[Start Given data]

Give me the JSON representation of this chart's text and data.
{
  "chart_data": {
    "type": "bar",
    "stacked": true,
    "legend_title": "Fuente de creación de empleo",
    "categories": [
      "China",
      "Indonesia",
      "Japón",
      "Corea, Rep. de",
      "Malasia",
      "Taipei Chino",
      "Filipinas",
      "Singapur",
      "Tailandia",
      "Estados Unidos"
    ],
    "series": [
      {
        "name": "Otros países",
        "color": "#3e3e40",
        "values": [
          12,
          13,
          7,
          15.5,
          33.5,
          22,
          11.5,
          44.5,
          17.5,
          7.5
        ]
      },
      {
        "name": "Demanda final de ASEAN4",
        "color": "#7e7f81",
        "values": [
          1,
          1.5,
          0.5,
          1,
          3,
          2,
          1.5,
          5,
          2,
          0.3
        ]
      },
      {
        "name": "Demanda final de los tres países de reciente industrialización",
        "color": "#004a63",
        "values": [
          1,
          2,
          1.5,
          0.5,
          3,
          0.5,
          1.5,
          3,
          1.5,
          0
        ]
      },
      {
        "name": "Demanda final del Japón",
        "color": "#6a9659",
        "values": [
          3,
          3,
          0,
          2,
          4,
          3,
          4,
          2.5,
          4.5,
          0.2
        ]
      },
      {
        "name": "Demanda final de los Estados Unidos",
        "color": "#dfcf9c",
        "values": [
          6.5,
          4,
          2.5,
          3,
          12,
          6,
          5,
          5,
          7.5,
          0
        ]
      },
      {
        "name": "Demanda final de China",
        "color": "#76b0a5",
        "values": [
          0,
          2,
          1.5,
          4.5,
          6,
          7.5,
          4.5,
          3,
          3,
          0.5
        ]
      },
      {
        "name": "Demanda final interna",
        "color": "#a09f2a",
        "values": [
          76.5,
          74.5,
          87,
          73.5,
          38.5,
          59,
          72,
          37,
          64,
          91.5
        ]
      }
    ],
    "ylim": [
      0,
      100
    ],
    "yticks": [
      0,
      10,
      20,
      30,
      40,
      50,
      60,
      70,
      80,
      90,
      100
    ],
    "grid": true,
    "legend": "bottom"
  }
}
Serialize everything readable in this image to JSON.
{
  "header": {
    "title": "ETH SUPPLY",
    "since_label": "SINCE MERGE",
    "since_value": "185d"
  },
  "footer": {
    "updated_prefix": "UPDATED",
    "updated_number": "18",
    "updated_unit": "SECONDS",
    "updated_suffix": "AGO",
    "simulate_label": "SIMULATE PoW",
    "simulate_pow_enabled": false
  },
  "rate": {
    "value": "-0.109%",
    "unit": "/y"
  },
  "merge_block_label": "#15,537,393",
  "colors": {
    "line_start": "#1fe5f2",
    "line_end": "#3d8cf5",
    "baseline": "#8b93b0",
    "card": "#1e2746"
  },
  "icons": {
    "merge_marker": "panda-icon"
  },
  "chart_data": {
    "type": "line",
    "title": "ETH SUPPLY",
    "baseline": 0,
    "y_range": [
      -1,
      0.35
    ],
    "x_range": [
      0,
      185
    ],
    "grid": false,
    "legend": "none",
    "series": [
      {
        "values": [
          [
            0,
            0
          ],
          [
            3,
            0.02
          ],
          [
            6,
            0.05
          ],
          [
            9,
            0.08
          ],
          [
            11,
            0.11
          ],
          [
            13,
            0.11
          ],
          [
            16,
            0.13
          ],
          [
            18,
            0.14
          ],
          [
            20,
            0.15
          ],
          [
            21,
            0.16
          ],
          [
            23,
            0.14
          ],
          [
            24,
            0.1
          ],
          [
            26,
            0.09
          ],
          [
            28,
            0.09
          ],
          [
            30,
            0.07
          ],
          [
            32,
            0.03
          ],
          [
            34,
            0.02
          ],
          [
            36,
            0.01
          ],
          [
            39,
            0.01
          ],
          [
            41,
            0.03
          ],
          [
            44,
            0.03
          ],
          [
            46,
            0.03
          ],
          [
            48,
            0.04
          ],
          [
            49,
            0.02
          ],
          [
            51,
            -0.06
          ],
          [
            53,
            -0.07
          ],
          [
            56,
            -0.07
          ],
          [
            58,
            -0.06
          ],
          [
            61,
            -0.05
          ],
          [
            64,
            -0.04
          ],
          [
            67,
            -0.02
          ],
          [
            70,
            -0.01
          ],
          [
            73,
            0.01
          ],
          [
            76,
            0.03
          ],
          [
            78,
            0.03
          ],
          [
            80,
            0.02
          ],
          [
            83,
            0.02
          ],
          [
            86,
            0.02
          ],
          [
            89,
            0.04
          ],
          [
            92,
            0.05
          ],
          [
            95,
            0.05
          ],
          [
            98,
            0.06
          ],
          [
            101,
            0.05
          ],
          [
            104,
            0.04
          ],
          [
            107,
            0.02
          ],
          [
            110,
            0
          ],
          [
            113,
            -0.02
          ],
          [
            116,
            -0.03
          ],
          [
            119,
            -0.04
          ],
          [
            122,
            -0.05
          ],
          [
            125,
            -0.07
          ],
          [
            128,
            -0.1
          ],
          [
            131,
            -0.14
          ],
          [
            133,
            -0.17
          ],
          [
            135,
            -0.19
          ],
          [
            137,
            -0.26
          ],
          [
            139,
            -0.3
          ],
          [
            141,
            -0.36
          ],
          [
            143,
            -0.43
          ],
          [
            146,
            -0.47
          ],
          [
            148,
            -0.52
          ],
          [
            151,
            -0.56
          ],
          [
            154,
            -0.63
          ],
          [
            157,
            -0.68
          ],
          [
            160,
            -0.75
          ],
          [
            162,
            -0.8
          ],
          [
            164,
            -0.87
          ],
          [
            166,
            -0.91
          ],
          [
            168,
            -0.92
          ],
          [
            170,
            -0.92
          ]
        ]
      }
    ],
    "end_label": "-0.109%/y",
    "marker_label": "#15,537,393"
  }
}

[End Given data]

**Task**
Take the listing above and set it down exactly.

**Response to this task**
Give me the JSON representation of this chart's text and data.
{
  "chart_data": {
    "type": "bar",
    "stacked": true,
    "legend_title": "Fuente de creación de empleo",
    "categories": [
      "China",
      "Indonesia",
      "Japón",
      "Corea, Rep. de",
      "Malasia",
      "Taipei Chino",
      "Filipinas",
      "Singapur",
      "Tailandia",
      "Estados Unidos"
    ],
    "series": [
      {
        "name": "Otros países",
        "color": "#3e3e40",
        "values": [
          12,
          13,
          7,
          15.5,
          33.5,
          22,
          11.5,
          44.5,
          17.5,
          7.5
        ]
      },
      {
        "name": "Demanda final de ASEAN4",
        "color": "#7e7f81",
        "values": [
          1,
          1.5,
          0.5,
          1,
          3,
          2,
          1.5,
          5,
          2,
          0.3
        ]
      },
      {
        "name": "Demanda final de los tres países de reciente industrialización",
        "color": "#004a63",
        "values": [
          1,
          2,
          1.5,
          0.5,
          3,
          0.5,
          1.5,
          3,
          1.5,
          0
        ]
      },
      {
        "name": "Demanda final del Japón",
        "color": "#6a9659",
        "values": [
          3,
          3,
          0,
          2,
          4,
          3,
          4,
          2.5,
          4.5,
          0.2
        ]
      },
      {
        "name": "Demanda final de los Estados Unidos",
        "color": "#dfcf9c",
        "values": [
          6.5,
          4,
          2.5,
          3,
          12,
          6,
          5,
          5,
          7.5,
          0
        ]
      },
      {
        "name": "Demanda final de China",
        "color": "#76b0a5",
        "values": [
          0,
          2,
          1.5,
          4.5,
          6,
          7.5,
          4.5,
          3,
          3,
          0.5
        ]
      },
      {
        "name": "Demanda final interna",
        "color": "#a09f2a",
        "values": [
          76.5,
          74.5,
          87,
          73.5,
          38.5,
          59,
          72,
          37,
          64,
          91.5
        ]
      }
    ],
    "ylim": [
      0,
      100
    ],
    "yticks": [
      0,
      10,
      20,
      30,
      40,
      50,
      60,
      70,
      80,
      90,
      100
    ],
    "grid": true,
    "legend": "bottom"
  }
}
Serialize everything readable in this image to JSON.
{
  "header": {
    "title": "ETH SUPPLY",
    "since_label": "SINCE MERGE",
    "since_value": "185d"
  },
  "footer": {
    "updated_prefix": "UPDATED",
    "updated_number": "18",
    "updated_unit": "SECONDS",
    "updated_suffix": "AGO",
    "simulate_label": "SIMULATE PoW",
    "simulate_pow_enabled": false
  },
  "rate": {
    "value": "-0.109%",
    "unit": "/y"
  },
  "merge_block_label": "#15,537,393",
  "colors": {
    "line_start": "#1fe5f2",
    "line_end": "#3d8cf5",
    "baseline": "#8b93b0",
    "card": "#1e2746"
  },
  "icons": {
    "merge_marker": "panda-icon"
  },
  "chart_data": {
    "type": "line",
    "title": "ETH SUPPLY",
    "baseline": 0,
    "y_range": [
      -1,
      0.35
    ],
    "x_range": [
      0,
      185
    ],
    "grid": false,
    "legend": "none",
    "series": [
      {
        "values": [
          [
            0,
            0
          ],
          [
            3,
            0.02
          ],
          [
            6,
            0.05
          ],
          [
            9,
            0.08
          ],
          [
            11,
            0.11
          ],
          [
            13,
            0.11
          ],
          [
            16,
            0.13
          ],
          [
            18,
            0.14
          ],
          [
            20,
            0.15
          ],
          [
            21,
            0.16
          ],
          [
            23,
            0.14
          ],
          [
            24,
            0.1
          ],
          [
            26,
            0.09
          ],
          [
            28,
            0.09
          ],
          [
            30,
            0.07
          ],
          [
            32,
            0.03
          ],
          [
            34,
            0.02
          ],
          [
            36,
            0.01
          ],
          [
            39,
            0.01
          ],
          [
            41,
            0.03
          ],
          [
            44,
            0.03
          ],
          [
            46,
            0.03
          ],
          [
            48,
            0.04
          ],
          [
            49,
            0.02
          ],
          [
            51,
            -0.06
          ],
          [
            53,
            -0.07
          ],
          [
            56,
            -0.07
          ],
          [
            58,
            -0.06
          ],
          [
            61,
            -0.05
          ],
          [
            64,
            -0.04
          ],
          [
            67,
            -0.02
          ],
          [
            70,
            -0.01
          ],
          [
            73,
            0.01
          ],
          [
            76,
            0.03
          ],
          [
            78,
            0.03
          ],
          [
            80,
            0.02
          ],
          [
            83,
            0.02
          ],
          [
            86,
            0.02
          ],
          [
            89,
            0.04
          ],
          [
            92,
            0.05
          ],
          [
            95,
            0.05
          ],
          [
            98,
            0.06
          ],
          [
            101,
            0.05
          ],
          [
            104,
            0.04
          ],
          [
            107,
            0.02
          ],
          [
            110,
            0
          ],
          [
            113,
            -0.02
          ],
          [
            116,
            -0.03
          ],
          [
            119,
            -0.04
          ],
          [
            122,
            -0.05
          ],
          [
            125,
            -0.07
          ],
          [
            128,
            -0.1
          ],
          [
            131,
            -0.14
          ],
          [
            133,
            -0.17
          ],
          [
            135,
            -0.19
          ],
          [
            137,
            -0.26
          ],
          [
            139,
            -0.3
          ],
          [
            141,
            -0.36
          ],
          [
            143,
            -0.43
          ],
          [
            146,
            -0.47
          ],
          [
            148,
            -0.52
          ],
          [
            151,
            -0.56
          ],
          [
            154,
            -0.63
          ],
          [
            157,
            -0.68
          ],
          [
            160,
            -0.75
          ],
          [
            162,
            -0.8
          ],
          [
            164,
            -0.87
          ],
          [
            166,
            -0.91
          ],
          [
            168,
            -0.92
          ],
          [
            170,
            -0.92
          ]
        ]
      }
    ],
    "end_label": "-0.109%/y",
    "marker_label": "#15,537,393"
  }
}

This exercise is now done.